Task to carry out: Without including any pictures, write out the listing below exactly.

Exercise material:
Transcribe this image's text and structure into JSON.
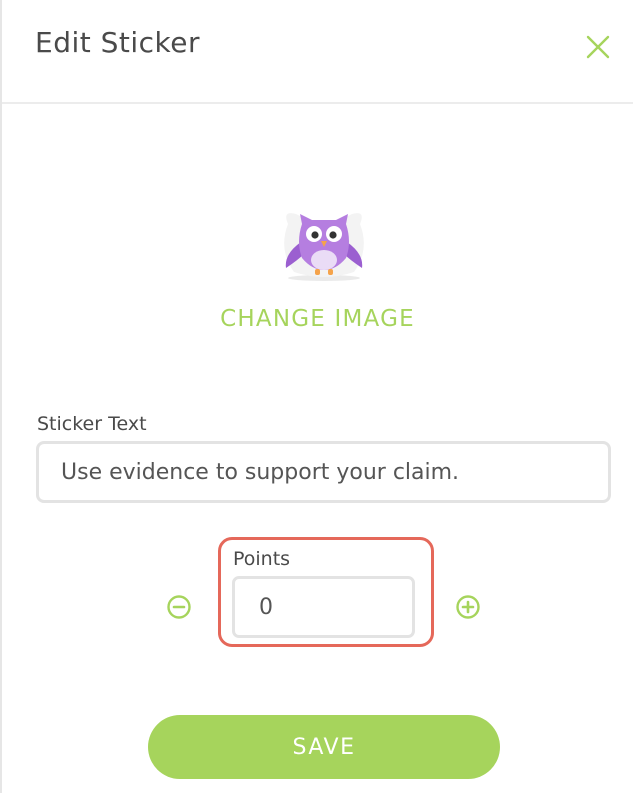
{
  "dialog": {
    "title": "Edit Sticker",
    "close_icon": "close-icon"
  },
  "sticker": {
    "image_icon": "owl-sticker",
    "change_image_label": "CHANGE IMAGE"
  },
  "sticker_text": {
    "label": "Sticker Text",
    "value": "Use evidence to support your claim."
  },
  "points": {
    "label": "Points",
    "value": "0",
    "decrement_icon": "minus-circle-icon",
    "increment_icon": "plus-circle-icon"
  },
  "actions": {
    "save_label": "SAVE"
  },
  "colors": {
    "accent": "#a6d45c",
    "highlight": "#e5685a",
    "text": "#4a4a4a",
    "owl": "#b57ee0"
  }
}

The answer:
Transcribe this image's text and structure into JSON.
{
  "dialog": {
    "title": "Edit Sticker",
    "close_icon": "close-icon"
  },
  "sticker": {
    "image_icon": "owl-sticker",
    "change_image_label": "CHANGE IMAGE"
  },
  "sticker_text": {
    "label": "Sticker Text",
    "value": "Use evidence to support your claim."
  },
  "points": {
    "label": "Points",
    "value": "0",
    "decrement_icon": "minus-circle-icon",
    "increment_icon": "plus-circle-icon"
  },
  "actions": {
    "save_label": "SAVE"
  },
  "colors": {
    "accent": "#a6d45c",
    "highlight": "#e5685a",
    "text": "#4a4a4a",
    "owl": "#b57ee0"
  }
}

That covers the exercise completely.